__Task directions__: Write out, exactly as they appear, only the lines running from the line with "Parse this screenshot: output" to the final line of the listing; include both.

----------

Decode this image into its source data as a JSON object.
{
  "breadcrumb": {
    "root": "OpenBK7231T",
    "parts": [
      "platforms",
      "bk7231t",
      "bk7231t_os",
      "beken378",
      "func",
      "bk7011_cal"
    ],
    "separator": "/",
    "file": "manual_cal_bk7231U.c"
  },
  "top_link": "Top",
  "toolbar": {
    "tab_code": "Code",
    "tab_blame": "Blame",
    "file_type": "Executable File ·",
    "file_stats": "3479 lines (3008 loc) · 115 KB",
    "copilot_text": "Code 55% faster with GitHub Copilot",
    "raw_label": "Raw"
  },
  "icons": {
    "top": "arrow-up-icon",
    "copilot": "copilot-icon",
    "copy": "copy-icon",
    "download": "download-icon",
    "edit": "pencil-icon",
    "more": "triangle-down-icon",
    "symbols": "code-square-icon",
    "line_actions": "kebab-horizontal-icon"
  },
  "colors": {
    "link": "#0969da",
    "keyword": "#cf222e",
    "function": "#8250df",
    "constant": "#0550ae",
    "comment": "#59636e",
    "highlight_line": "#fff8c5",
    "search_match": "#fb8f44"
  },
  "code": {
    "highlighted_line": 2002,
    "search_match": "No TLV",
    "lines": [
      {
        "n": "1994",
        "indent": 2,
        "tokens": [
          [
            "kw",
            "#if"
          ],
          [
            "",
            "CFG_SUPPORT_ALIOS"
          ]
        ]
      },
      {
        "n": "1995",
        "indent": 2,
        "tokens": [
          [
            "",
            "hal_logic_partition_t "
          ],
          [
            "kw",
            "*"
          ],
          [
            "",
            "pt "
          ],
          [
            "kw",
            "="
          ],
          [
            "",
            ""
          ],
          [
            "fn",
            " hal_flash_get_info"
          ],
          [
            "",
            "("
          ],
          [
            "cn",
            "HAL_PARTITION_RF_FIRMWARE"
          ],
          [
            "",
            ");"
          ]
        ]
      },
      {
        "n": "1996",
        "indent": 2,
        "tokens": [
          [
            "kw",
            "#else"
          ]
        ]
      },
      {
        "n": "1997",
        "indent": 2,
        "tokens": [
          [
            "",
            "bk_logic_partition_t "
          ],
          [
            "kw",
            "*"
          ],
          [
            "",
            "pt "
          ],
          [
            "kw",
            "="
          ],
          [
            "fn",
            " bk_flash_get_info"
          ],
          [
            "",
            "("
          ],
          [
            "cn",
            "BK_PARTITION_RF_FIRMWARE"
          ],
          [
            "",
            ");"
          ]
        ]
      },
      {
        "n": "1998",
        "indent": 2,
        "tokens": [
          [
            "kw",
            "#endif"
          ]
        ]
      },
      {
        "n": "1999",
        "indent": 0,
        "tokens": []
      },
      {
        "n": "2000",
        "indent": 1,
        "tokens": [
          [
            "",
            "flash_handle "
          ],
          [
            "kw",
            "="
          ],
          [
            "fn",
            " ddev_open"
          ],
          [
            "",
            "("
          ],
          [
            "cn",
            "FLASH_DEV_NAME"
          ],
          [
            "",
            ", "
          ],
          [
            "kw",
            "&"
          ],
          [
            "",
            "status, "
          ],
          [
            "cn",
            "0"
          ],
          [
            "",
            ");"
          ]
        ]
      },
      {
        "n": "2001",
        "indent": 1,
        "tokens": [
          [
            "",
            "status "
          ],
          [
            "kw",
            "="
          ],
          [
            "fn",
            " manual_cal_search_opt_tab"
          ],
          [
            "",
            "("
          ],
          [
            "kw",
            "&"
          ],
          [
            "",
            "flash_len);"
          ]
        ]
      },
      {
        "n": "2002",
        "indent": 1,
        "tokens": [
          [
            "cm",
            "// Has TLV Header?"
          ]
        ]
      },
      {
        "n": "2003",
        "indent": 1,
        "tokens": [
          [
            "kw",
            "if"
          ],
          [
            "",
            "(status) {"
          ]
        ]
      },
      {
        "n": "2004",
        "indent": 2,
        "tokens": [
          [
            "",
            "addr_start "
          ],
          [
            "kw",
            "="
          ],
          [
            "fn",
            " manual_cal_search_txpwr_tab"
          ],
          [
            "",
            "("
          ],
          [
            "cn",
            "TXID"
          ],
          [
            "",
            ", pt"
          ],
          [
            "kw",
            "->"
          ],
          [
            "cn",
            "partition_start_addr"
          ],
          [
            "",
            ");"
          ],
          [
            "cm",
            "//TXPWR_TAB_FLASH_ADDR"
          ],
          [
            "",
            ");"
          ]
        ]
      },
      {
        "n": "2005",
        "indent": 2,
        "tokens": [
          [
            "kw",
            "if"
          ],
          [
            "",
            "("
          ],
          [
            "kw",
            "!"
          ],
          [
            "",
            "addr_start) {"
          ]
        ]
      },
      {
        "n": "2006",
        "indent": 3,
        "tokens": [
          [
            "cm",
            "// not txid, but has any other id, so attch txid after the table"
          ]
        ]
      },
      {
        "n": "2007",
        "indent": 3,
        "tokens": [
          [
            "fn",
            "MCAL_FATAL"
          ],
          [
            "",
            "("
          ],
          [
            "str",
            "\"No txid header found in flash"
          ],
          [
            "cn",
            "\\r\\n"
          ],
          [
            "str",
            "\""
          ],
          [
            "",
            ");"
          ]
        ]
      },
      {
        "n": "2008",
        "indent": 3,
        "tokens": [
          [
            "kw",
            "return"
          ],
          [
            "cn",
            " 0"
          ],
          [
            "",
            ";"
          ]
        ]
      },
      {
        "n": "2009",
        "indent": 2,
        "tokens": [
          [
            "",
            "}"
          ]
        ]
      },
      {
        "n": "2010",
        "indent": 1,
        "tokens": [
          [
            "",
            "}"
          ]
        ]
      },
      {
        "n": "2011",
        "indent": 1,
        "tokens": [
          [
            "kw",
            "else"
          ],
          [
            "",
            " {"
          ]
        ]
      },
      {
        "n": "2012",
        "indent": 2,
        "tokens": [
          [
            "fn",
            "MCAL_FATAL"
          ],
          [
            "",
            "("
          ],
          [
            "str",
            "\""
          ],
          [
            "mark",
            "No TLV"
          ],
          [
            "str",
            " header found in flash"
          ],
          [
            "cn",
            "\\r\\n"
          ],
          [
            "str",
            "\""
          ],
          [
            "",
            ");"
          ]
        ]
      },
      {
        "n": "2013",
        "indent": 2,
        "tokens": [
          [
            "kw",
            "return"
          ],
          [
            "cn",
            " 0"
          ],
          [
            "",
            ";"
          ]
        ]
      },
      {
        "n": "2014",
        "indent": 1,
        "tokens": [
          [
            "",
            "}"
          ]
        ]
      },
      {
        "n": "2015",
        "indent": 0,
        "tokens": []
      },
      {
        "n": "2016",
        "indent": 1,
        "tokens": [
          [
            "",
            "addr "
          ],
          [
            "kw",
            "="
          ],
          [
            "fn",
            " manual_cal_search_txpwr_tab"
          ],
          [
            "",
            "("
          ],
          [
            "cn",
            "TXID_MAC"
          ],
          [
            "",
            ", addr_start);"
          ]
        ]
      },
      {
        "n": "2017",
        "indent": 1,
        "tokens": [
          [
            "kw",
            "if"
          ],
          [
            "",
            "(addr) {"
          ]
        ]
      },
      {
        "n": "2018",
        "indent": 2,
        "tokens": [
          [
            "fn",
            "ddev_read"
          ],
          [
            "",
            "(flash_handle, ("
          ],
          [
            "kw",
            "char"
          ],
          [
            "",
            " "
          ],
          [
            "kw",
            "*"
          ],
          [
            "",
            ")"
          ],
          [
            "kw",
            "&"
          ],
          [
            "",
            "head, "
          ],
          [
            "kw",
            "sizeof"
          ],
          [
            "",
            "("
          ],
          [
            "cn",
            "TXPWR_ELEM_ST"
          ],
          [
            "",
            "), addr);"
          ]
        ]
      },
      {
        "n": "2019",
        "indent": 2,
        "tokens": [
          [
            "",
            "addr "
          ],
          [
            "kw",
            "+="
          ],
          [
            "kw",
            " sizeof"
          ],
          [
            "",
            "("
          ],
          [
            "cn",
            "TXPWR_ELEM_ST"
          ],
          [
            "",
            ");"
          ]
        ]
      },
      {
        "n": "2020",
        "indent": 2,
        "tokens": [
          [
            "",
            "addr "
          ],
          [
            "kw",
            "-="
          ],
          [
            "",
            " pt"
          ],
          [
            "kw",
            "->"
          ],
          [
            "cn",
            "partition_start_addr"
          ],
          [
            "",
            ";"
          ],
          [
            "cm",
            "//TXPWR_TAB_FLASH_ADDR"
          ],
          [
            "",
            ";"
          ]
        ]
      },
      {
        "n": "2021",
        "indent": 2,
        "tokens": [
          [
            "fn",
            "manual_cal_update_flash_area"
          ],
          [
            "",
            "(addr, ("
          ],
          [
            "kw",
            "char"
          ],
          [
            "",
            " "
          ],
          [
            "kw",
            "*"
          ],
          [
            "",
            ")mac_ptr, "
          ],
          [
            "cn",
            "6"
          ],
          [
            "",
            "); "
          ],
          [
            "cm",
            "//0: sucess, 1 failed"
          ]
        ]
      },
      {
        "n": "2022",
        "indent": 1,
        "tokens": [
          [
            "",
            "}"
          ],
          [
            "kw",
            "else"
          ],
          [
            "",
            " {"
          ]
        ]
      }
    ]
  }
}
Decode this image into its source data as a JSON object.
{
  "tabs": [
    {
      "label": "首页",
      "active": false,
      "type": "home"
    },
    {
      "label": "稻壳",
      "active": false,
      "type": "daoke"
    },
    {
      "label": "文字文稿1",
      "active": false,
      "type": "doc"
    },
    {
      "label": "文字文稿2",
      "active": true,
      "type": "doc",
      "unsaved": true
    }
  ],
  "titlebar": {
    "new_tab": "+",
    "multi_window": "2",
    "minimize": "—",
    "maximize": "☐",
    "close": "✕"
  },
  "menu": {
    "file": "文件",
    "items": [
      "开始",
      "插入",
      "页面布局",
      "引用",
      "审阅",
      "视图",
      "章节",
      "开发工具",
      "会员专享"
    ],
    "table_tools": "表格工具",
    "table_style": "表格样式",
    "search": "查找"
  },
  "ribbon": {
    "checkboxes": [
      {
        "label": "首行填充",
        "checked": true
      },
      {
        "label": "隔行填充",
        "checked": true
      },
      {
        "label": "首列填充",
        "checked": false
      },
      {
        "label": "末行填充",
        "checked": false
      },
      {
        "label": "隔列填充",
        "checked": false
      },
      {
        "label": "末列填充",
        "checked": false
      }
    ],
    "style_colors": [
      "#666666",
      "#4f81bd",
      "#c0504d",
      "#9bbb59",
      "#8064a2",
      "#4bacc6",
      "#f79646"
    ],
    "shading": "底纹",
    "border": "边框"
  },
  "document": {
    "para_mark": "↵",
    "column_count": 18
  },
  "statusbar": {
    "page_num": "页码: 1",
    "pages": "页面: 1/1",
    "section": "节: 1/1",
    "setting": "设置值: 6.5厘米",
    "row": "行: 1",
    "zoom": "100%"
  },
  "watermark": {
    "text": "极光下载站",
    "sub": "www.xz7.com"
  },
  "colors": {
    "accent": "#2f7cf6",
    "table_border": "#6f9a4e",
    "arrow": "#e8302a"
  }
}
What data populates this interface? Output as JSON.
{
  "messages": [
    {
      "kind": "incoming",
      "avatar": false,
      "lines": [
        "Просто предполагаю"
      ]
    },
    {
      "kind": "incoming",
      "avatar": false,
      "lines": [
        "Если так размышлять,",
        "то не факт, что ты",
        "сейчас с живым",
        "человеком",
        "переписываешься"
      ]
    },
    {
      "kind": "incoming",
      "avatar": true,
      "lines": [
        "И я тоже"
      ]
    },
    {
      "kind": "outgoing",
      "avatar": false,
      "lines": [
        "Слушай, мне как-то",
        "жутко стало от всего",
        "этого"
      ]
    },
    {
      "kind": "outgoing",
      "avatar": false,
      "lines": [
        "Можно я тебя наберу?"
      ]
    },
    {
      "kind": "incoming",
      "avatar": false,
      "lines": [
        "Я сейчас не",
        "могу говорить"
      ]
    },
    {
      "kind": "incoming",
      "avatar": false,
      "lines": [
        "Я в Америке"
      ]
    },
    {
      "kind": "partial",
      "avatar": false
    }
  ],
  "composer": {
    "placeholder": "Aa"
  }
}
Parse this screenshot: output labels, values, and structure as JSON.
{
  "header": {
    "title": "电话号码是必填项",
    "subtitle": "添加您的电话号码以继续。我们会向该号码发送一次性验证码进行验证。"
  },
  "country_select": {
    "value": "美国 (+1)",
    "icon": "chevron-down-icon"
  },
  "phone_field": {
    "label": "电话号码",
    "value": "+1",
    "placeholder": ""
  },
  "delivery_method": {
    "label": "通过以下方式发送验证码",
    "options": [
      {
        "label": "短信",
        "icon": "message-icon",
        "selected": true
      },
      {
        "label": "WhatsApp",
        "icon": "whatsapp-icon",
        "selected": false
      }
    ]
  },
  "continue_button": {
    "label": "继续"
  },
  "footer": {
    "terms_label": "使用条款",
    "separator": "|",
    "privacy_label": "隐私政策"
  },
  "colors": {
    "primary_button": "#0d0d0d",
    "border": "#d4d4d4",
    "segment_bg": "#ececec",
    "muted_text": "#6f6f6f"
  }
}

----------

__Solution to the problem__:
Parse this screenshot: output labels, values, and structure as JSON.
{
  "header": {
    "title": "电话号码是必填项",
    "subtitle": "添加您的电话号码以继续。我们会向该号码发送一次性验证码进行验证。"
  },
  "country_select": {
    "value": "美国 (+1)",
    "icon": "chevron-down-icon"
  },
  "phone_field": {
    "label": "电话号码",
    "value": "+1",
    "placeholder": ""
  },
  "delivery_method": {
    "label": "通过以下方式发送验证码",
    "options": [
      {
        "label": "短信",
        "icon": "message-icon",
        "selected": true
      },
      {
        "label": "WhatsApp",
        "icon": "whatsapp-icon",
        "selected": false
      }
    ]
  },
  "continue_button": {
    "label": "继续"
  },
  "footer": {
    "terms_label": "使用条款",
    "separator": "|",
    "privacy_label": "隐私政策"
  },
  "colors": {
    "primary_button": "#0d0d0d",
    "border": "#d4d4d4",
    "segment_bg": "#ececec",
    "muted_text": "#6f6f6f"
  }
}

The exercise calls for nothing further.